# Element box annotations
▬▬▬
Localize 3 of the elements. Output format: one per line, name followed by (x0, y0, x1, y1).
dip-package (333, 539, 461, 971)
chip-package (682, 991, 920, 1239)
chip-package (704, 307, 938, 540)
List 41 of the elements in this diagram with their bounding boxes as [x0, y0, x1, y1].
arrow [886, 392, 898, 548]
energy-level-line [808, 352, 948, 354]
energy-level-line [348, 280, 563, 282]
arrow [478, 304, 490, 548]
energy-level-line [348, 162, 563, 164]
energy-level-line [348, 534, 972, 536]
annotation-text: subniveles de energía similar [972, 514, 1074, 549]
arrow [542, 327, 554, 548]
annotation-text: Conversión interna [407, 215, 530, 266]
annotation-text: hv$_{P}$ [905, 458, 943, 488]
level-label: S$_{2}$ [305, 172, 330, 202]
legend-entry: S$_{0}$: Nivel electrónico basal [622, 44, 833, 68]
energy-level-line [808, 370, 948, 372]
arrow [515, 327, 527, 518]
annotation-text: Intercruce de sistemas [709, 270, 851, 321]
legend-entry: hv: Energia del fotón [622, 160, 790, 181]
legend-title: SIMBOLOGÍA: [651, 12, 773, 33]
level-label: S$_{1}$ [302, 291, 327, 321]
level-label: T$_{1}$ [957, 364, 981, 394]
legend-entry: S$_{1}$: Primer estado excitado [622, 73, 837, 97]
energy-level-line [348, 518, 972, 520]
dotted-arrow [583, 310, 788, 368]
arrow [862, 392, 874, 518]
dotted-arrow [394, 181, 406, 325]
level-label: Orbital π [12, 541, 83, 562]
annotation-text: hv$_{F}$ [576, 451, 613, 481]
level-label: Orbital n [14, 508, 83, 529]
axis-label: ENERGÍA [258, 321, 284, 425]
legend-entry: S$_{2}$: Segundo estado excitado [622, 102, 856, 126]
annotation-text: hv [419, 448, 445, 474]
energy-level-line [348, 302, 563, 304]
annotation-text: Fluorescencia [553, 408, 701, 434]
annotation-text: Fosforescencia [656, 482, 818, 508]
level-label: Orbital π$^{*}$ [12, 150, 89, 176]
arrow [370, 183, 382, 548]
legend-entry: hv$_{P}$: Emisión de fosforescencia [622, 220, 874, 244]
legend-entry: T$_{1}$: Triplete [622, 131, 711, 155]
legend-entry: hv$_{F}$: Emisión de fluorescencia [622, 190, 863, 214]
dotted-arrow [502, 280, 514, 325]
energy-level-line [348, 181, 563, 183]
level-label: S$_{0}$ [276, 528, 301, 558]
▬▬▬
Please copy out every one of the records above, line for line, without changing a single character.

Localize 3 of the elements. Output format: one per line, name followed by (x0, y0, x1, y1).
dip-package (333, 539, 461, 971)
chip-package (682, 991, 920, 1239)
chip-package (704, 307, 938, 540)
List 41 of the elements in this diagram with their bounding boxes as [x0, y0, x1, y1].
arrow [886, 392, 898, 548]
energy-level-line [808, 352, 948, 354]
energy-level-line [348, 280, 563, 282]
arrow [478, 304, 490, 548]
energy-level-line [348, 162, 563, 164]
energy-level-line [348, 534, 972, 536]
annotation-text: subniveles de energía similar [972, 514, 1074, 549]
arrow [542, 327, 554, 548]
annotation-text: Conversión interna [407, 215, 530, 266]
annotation-text: hv$_{P}$ [905, 458, 943, 488]
level-label: S$_{2}$ [305, 172, 330, 202]
legend-entry: S$_{0}$: Nivel electrónico basal [622, 44, 833, 68]
energy-level-line [808, 370, 948, 372]
arrow [515, 327, 527, 518]
annotation-text: Intercruce de sistemas [709, 270, 851, 321]
legend-entry: hv: Energia del fotón [622, 160, 790, 181]
legend-title: SIMBOLOGÍA: [651, 12, 773, 33]
level-label: S$_{1}$ [302, 291, 327, 321]
level-label: T$_{1}$ [957, 364, 981, 394]
legend-entry: S$_{1}$: Primer estado excitado [622, 73, 837, 97]
energy-level-line [348, 518, 972, 520]
dotted-arrow [583, 310, 788, 368]
arrow [862, 392, 874, 518]
dotted-arrow [394, 181, 406, 325]
level-label: Orbital π [12, 541, 83, 562]
annotation-text: hv$_{F}$ [576, 451, 613, 481]
level-label: Orbital n [14, 508, 83, 529]
axis-label: ENERGÍA [258, 321, 284, 425]
legend-entry: S$_{2}$: Segundo estado excitado [622, 102, 856, 126]
annotation-text: hv [419, 448, 445, 474]
energy-level-line [348, 302, 563, 304]
annotation-text: Fluorescencia [553, 408, 701, 434]
annotation-text: Fosforescencia [656, 482, 818, 508]
level-label: Orbital π$^{*}$ [12, 150, 89, 176]
arrow [370, 183, 382, 548]
legend-entry: hv$_{P}$: Emisión de fosforescencia [622, 220, 874, 244]
legend-entry: T$_{1}$: Triplete [622, 131, 711, 155]
legend-entry: hv$_{F}$: Emisión de fluorescencia [622, 190, 863, 214]
dotted-arrow [502, 280, 514, 325]
energy-level-line [348, 181, 563, 183]
level-label: S$_{0}$ [276, 528, 301, 558]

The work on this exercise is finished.